◆ GIVEN PROBLEM ◆
Each line of the data that includes the string "Emines" is to be copied out.

◆ RECORDED DATA ◆
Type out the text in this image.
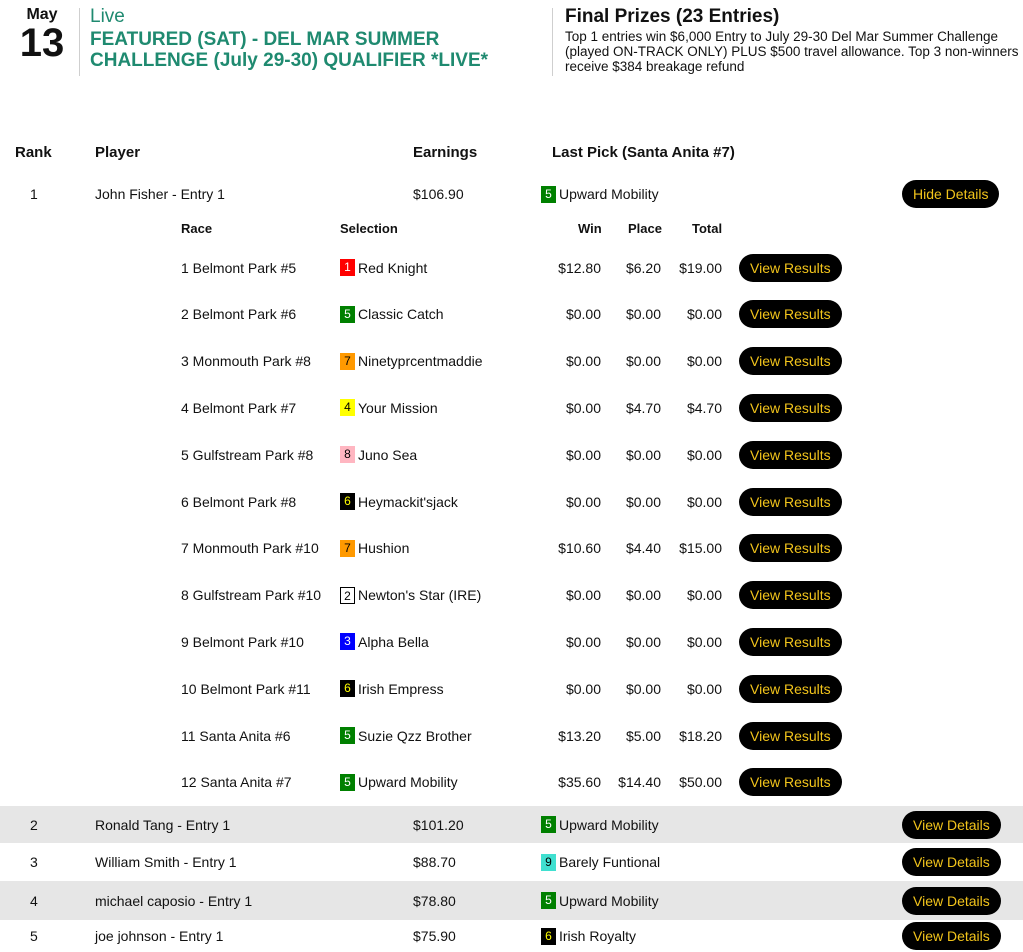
May
13
Live
FEATURED (SAT) - DEL MAR SUMMER CHALLENGE (July 29-30) QUALIFIER *LIVE*
Final Prizes (23 Entries)
Top 1 entries win $6,000 Entry to July 29-30 Del Mar Summer Challenge (played ON-TRACK ONLY) PLUS $500 travel allowance. Top 3 non-winners receive $384 breakage refund
Rank	Player	Earnings	Last Pick (Santa Anita #7)
1	John Fisher - Entry 1	$106.90	5 Upward Mobility	Hide Details
Race	Selection	Win Place Total
1 Belmont Park #5	1 Red Knight	$12.80	$6.20	$19.00	View Results
2 Belmont Park #6	5 Classic Catch	$0.00	$0.00	$0.00	View Results
3 Monmouth Park #8	7 Ninetyprcentmaddie	$0.00	$0.00	$0.00	View Results
4 Belmont Park #7	4 Your Mission	$0.00	$4.70	$4.70	View Results
5 Gulfstream Park #8	8 Juno Sea	$0.00	$0.00	$0.00	View Results
6 Belmont Park #8	6 Heymackit'sjack	$0.00	$0.00	$0.00	View Results
7 Monmouth Park #10	7 Hushion	$10.60	$4.40	$15.00	View Results
8 Gulfstream Park #10	2 Newton's Star (IRE)	$0.00	$0.00	$0.00	View Results
9 Belmont Park #10	3 Alpha Bella	$0.00	$0.00	$0.00	View Results
10 Belmont Park #11	6 Irish Empress	$0.00	$0.00	$0.00	View Results
11 Santa Anita #6	5 Suzie Qzz Brother	$13.20	$5.00	$18.20	View Results
12 Santa Anita #7	5 Upward Mobility	$35.60	$14.40	$50.00	View Results
2	Ronald Tang - Entry 1	$101.20	5 Upward Mobility	View Details
3	William Smith - Entry 1	$88.70	9 Barely Funtional	View Details
4	michael caposio - Entry 1	$78.80	5 Upward Mobility	View Details
5	joe johnson - Entry 1	$75.90	6 Irish Royalty	View Details
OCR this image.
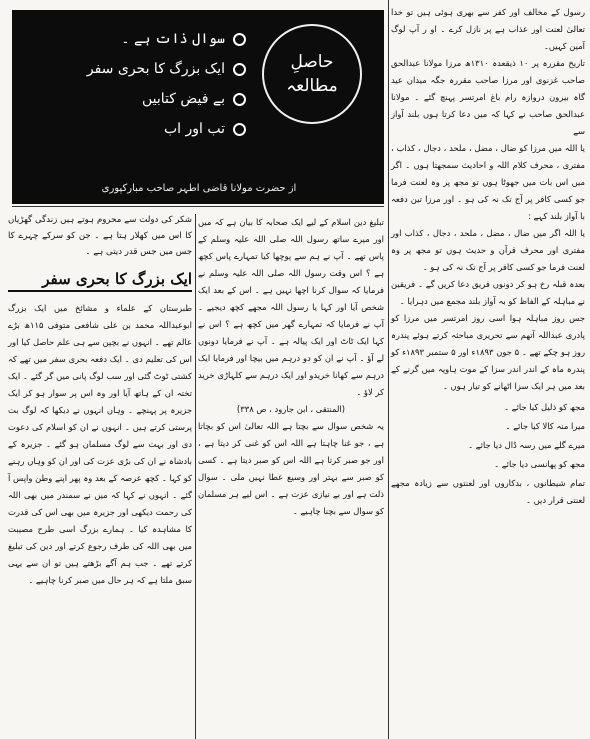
حاصلِ
مطالعہ
سوال ذات ہے ۔
ایک بزرگ کا بحری سفر
بے فیض کتابیں
تب اور اب
از حضرت مولانا قاضی اطہر صاحب مبارکپوری

رسول کے مخالف اور کفر سے بھری ہوئی ہیں تو خدا تعالیٰ لعنت اور عذاب ہے پر نازل کرے ۔ او ر آپ لوگ آمین کہیں۔

تاریخ مقررہ پر ۱۰ ذیقعدہ ۱۳۱۰ھ مرزا مولانا عبدالحق صاحب غزنوی اور مرزا صاحب مقررہ جگہ میدان عید گاہ بیرون دروازہ رام باغ امرتسر پہنچ گئے ۔ مولانا عبدالحق صاحب نے کہا کہ میں دعا کرتا ہوں بلند آواز سے

یا اللہ میں مرزا کو ضال ، مضل ، ملحد ، دجال ، کذاب ، مفتری ، محرف کلام اللہ و احادیث سمجھتا ہوں ۔ اگر میں اس بات میں جھوٹا ہوں تو مجھ پر وہ لعنت فرما جو کسی کافر پر آج تک نہ کی ہو ۔ اور مرزا تین دفعہ با آواز بلند کہے :

یا اللہ اگر میں ضال ، مضل ، ملحد ، دجال ، کذاب اور مفتری اور محرف قرآن و حدیث ہوں تو مجھ پر وہ لعنت فرما جو کسی کافر پر آج تک نہ کی ہو ۔

بعدہ قبلہ رخ ہو کر دونوں فریق دعا کریں گے ۔ فریقین نے مباہلہ کے الفاظ کو بہ آواز بلند مجمع میں دہرایا ۔

جس روز مباہلہ ہوا اسی روز امرتسر میں مرزا کو پادری عبداللہ آتھم سے تحریری مباحثہ کرتے ہوئے پندرہ روز ہو چکے تھے ۔ ۵ جون ۱۸۹۳ء اور ۵ ستمبر ۱۸۹۳ء کو پندرہ ماہ کے اندر اندر سزا کے موت ہاویہ میں گرنے کے بعد میں ہر ایک سزا اٹھانے کو تیار ہوں ۔

مجھ کو ذلیل کیا جائے ۔
میرا منہ کالا کیا جائے ۔
میرے گلے میں رسہ ڈال دیا جائے ۔
مجھ کو پھانسی دیا جائے ۔
تمام شیطانوں ، بدکاروں اور لعنتوں سے زیادہ مجھے لعنتی قرار دیں ۔

تبلیغ دین اسلام کے لیے ایک صحابہ کا بیان ہے کہ میں اور میرے ساتھ رسول اللہ صلی اللہ علیہ وسلم کے پاس تھے ۔ آپ نے ہم سے پوچھا کیا تمہارے پاس کچھ ہے ؟ اس وقت رسول اللہ صلی اللہ علیہ وسلم نے فرمایا کہ سوال کرنا اچھا نہیں ہے ۔ اس کے بعد ایک شخص آیا اور کہا یا رسول اللہ مجھے کچھ دیجیے ۔ آپ نے فرمایا کہ تمہارے گھر میں کچھ ہے ؟ اس نے کہا ایک ٹاٹ اور ایک پیالہ ہے ۔ آپ نے فرمایا دونوں لے آؤ ۔ آپ نے ان کو دو درہم میں بیچا اور فرمایا ایک درہم سے کھانا خریدو اور ایک درہم سے کلہاڑی خرید کر لاؤ ۔

(المنتقی ، ابن جارود ، ص ۳۳۸)

یہ شخص سوال سے بچتا ہے اللہ تعالیٰ اس کو بچاتا ہے ، جو غنا چاہتا ہے اللہ اس کو غنی کر دیتا ہے ، اور جو صبر کرتا ہے اللہ اس کو صبر دیتا ہے ۔ کسی کو صبر سے بہتر اور وسیع عطا نہیں ملی ۔ سوال ذلت ہے اور بے نیازی عزت ہے ۔ اس لیے ہر مسلمان کو سوال سے بچنا چاہیے ۔

شکر کی دولت سے محروم ہوتے ہیں زندگی گھڑیاں کا اس میں کھلار ہتا ہے ۔ جن کو سرکے چہرے کا جس میں جس قدر دیتی ہے ۔
ایک بزرگ کا بحری سفر

طبرستان کے علماء و مشائخ میں ایک بزرگ ابوعبداللہ محمد بن علی شافعی متوفی ۱۱۵ھ بڑے عالم تھے ۔ انہوں نے بچپن سے ہی علم حاصل کیا اور اس کی تعلیم دی ۔ ایک دفعہ بحری سفر میں تھے کہ کشتی ٹوٹ گئی اور سب لوگ پانی میں گر گئے ۔ ایک تختہ ان کے ہاتھ آیا اور وہ اس پر سوار ہو کر ایک جزیرہ پر پہنچے ۔ وہاں انہوں نے دیکھا کہ لوگ بت پرستی کرتے ہیں ۔ انہوں نے ان کو اسلام کی دعوت دی اور بہت سے لوگ مسلمان ہو گئے ۔ جزیرہ کے بادشاہ نے ان کی بڑی عزت کی اور ان کو وہاں رہنے کو کہا ۔ کچھ عرصہ کے بعد وہ پھر اپنے وطن واپس آ گئے ۔ انہوں نے کہا کہ میں نے سمندر میں بھی اللہ کی رحمت دیکھی اور جزیرہ میں بھی اس کی قدرت کا مشاہدہ کیا ۔ ہمارے بزرگ اسی طرح مصیبت میں بھی اللہ کی طرف رجوع کرتے اور دین کی تبلیغ کرتے تھے ۔ جب ہم آگے بڑھتے ہیں تو ان سے یہی سبق ملتا ہے کہ ہر حال میں صبر کرنا چاہیے ۔
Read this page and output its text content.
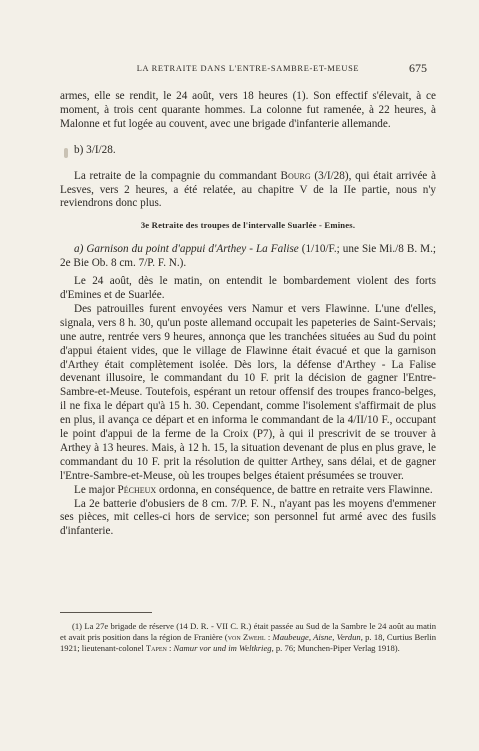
LA RETRAITE DANS L'ENTRE-SAMBRE-ET-MEUSE	675

armes, elle se rendit, le 24 août, vers 18 heures (1). Son effectif s'élevait, à ce moment, à trois cent quarante hommes. La colonne fut ramenée, à 22 heures, à Malonne et fut logée au couvent, avec une brigade d'infanterie allemande.

b) 3/I/28.

La retraite de la compagnie du commandant Bourg (3/I/28), qui était arrivée à Lesves, vers 2 heures, a été relatée, au chapitre V de la IIe partie, nous n'y reviendrons donc plus.

3e Retraite des troupes de l'intervalle Suarlée - Emines.

a) Garnison du point d'appui d'Arthey - La Falise (1/10/F.; une Sie Mi./8 B. M.; 2e Bie Ob. 8 cm. 7/P. F. N.).

Le 24 août, dès le matin, on entendit le bombardement violent des forts d'Emines et de Suarlée.

Des patrouilles furent envoyées vers Namur et vers Flawinne. L'une d'elles, signala, vers 8 h. 30, qu'un poste allemand occupait les papeteries de Saint-Servais; une autre, rentrée vers 9 heures, annonça que les tranchées situées au Sud du point d'appui étaient vides, que le village de Flawinne était évacué et que la garnison d'Arthey était complètement isolée. Dès lors, la défense d'Arthey - La Falise devenant illusoire, le commandant du 10 F. prit la décision de gagner l'Entre-Sambre-et-Meuse. Toutefois, espérant un retour offensif des troupes franco-belges, il ne fixa le départ qu'à 15 h. 30. Cependant, comme l'isolement s'affirmait de plus en plus, il avança ce départ et en informa le commandant de la 4/II/10 F., occupant le point d'appui de la ferme de la Croix (P7), à qui il prescrivit de se trouver à Arthey à 13 heures. Mais, à 12 h. 15, la situation devenant de plus en plus grave, le commandant du 10 F. prit la résolution de quitter Arthey, sans délai, et de gagner l'Entre-Sambre-et-Meuse, où les troupes belges étaient présumées se trouver.

Le major Pécheux ordonna, en conséquence, de battre en retraite vers Flawinne.

La 2e batterie d'obusiers de 8 cm. 7/P. F. N., n'ayant pas les moyens d'emmener ses pièces, mit celles-ci hors de service; son personnel fut armé avec des fusils d'infanterie.

(1) La 27e brigade de réserve (14 D. R. - VII C. R.) était passée au Sud de la Sambre le 24 août au matin et avait pris position dans la région de Franière (von Zwehl : Maubeuge, Aisne, Verdun, p. 18, Curtius Berlin 1921; lieutenant-colonel Tapen : Namur vor und im Weltkrieg, p. 76; Munchen-Piper Verlag 1918).
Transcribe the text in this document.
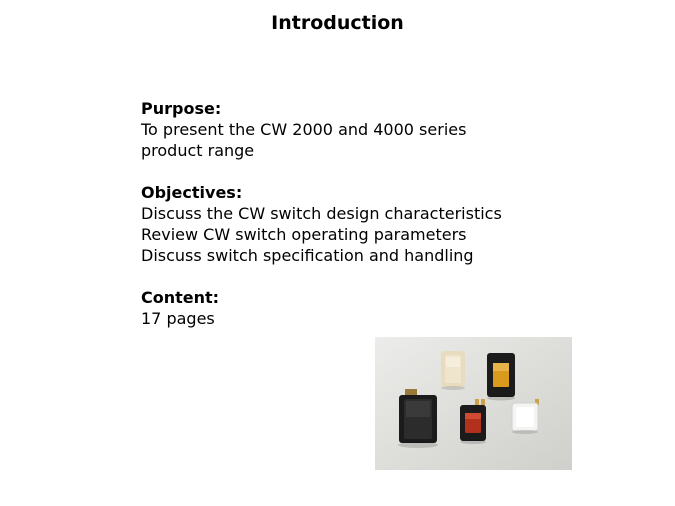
Introduction
Purpose:
To present the CW 2000 and 4000 series
product range
Objectives:
Discuss the CW switch design characteristics
Review CW switch operating parameters
Discuss switch specification and handling
Content:
17 pages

◆ ANSWER TO THIS EXERCISE ◆
3e Retraite des troupes de l'intervalle Suarlée - Emines.
Le 24 août, dès le matin, on entendit le bombardement violent des forts d'Emines et de Suarlée.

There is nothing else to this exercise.